Instructions to follow:
Every line containing the word "plus" needs to be found and copied.

════════════════════

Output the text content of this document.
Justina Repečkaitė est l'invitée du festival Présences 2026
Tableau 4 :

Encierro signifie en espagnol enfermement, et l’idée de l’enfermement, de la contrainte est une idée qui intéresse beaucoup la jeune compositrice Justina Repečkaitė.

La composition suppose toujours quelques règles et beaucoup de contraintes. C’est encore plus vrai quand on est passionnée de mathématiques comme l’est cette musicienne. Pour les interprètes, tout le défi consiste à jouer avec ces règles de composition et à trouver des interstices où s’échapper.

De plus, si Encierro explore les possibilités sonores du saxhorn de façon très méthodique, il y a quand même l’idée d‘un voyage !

════════════════════

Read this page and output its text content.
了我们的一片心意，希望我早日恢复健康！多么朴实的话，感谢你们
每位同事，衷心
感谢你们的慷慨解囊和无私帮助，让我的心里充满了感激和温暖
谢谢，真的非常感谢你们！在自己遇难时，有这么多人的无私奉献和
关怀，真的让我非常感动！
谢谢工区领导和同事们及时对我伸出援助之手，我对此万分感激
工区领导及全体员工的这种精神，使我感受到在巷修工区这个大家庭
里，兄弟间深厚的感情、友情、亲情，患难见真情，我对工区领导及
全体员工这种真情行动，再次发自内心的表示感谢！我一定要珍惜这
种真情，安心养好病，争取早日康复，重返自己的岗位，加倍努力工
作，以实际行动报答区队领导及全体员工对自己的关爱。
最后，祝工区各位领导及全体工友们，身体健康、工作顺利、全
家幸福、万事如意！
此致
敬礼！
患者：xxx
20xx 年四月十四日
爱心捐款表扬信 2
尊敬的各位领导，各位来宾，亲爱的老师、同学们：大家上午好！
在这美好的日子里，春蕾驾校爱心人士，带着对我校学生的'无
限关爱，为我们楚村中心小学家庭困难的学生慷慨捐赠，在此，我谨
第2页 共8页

════════════════════

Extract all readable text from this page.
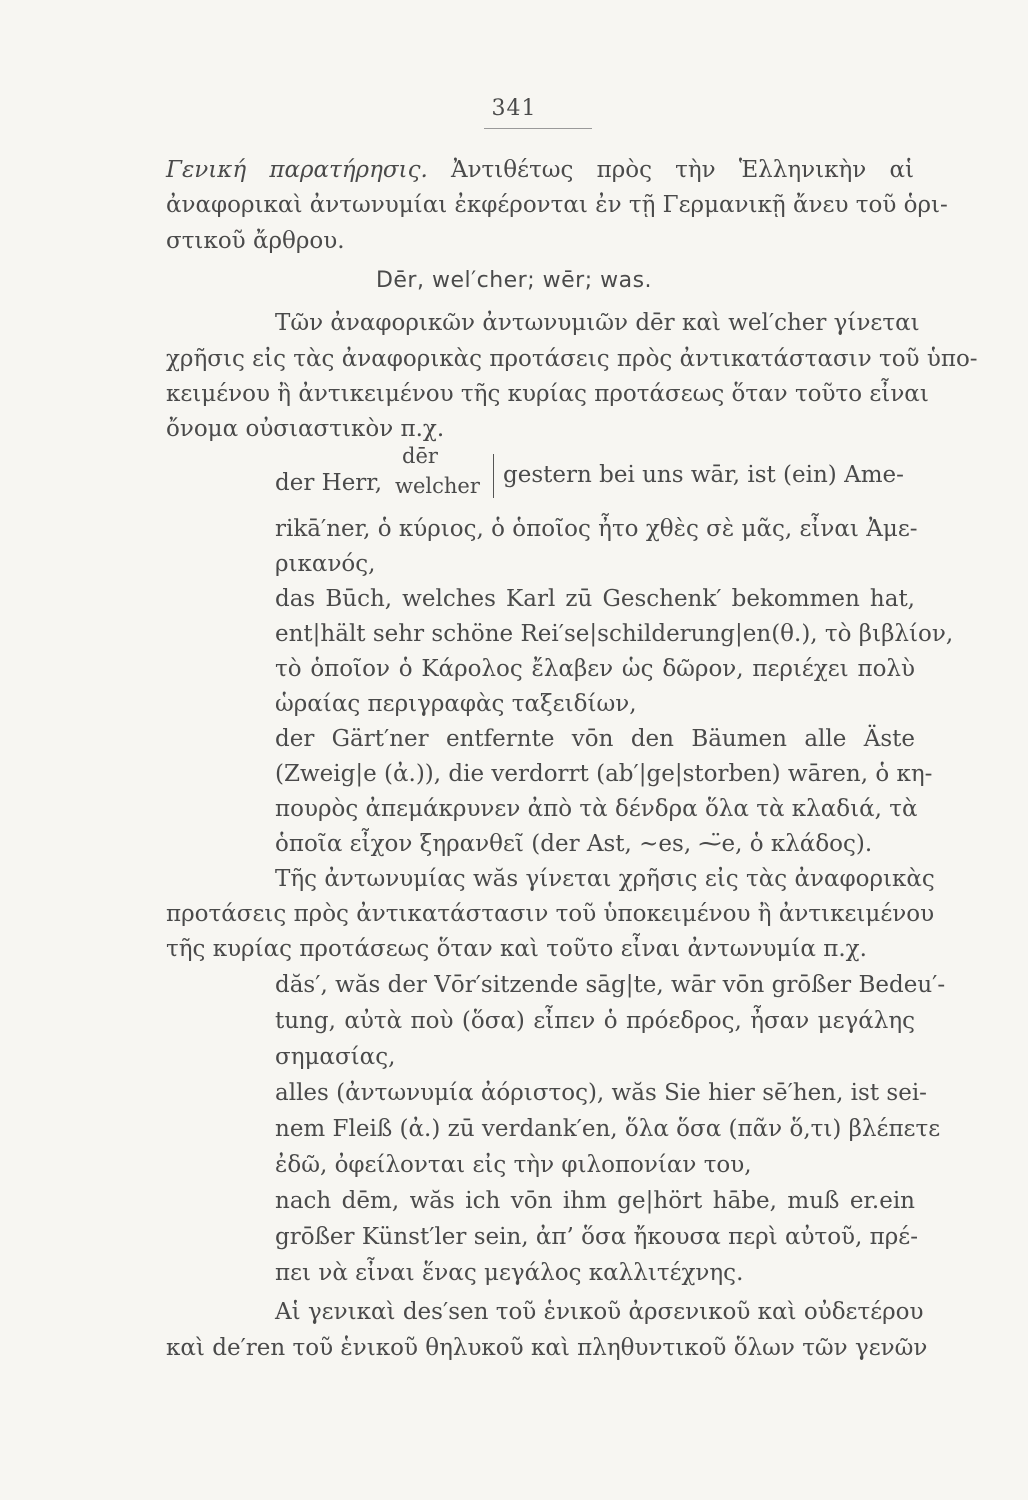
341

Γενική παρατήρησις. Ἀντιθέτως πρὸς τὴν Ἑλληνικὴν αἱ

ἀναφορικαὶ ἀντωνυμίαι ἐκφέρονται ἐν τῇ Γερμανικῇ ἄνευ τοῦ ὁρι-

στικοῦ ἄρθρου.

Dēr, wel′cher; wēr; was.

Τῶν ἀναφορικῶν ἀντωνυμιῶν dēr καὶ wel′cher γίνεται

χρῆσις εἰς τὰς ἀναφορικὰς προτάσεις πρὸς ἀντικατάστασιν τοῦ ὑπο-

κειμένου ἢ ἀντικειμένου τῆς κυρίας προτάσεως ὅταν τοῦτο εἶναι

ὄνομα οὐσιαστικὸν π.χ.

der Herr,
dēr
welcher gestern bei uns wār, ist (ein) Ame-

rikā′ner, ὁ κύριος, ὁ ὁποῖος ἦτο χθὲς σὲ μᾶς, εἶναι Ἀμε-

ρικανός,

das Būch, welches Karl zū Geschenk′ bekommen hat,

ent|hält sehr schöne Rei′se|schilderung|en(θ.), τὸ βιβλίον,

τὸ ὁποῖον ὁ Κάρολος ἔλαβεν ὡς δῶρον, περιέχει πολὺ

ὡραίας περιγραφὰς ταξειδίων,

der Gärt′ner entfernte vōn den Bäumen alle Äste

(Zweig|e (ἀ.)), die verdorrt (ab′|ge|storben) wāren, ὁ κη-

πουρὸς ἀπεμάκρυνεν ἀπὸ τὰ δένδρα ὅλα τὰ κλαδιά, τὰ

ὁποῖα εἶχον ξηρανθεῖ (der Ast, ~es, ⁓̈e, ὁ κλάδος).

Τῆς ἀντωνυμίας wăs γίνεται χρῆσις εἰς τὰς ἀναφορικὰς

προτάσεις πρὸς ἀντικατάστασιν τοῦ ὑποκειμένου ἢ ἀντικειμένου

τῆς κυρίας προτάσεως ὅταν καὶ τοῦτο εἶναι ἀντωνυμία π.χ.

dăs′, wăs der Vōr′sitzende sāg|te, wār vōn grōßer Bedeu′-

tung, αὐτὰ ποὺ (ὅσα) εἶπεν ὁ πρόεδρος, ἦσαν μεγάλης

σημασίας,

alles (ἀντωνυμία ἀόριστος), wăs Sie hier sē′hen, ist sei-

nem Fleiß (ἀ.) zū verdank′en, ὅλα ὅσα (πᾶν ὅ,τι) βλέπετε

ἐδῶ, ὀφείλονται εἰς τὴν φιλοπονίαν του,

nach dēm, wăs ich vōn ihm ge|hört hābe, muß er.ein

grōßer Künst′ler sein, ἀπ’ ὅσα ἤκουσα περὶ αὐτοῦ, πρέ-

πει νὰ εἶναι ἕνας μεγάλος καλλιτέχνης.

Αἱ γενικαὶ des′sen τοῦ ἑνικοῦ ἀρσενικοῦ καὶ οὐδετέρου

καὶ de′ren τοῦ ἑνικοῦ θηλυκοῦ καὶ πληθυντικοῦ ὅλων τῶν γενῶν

════════════════════

Response for this exercise:
La composition suppose toujours quelques règles et beaucoup de contraintes. C’est encore plus vrai quand on est passionnée de mathématiques comme l’est cette musicienne. Pour les interprètes, tout le défi consiste à jouer avec ces règles de composition et à trouver des interstices où s’échapper.
De plus, si Encierro explore les possibilités sonores du saxhorn de façon très méthodique, il y a quand même l’idée d‘un voyage !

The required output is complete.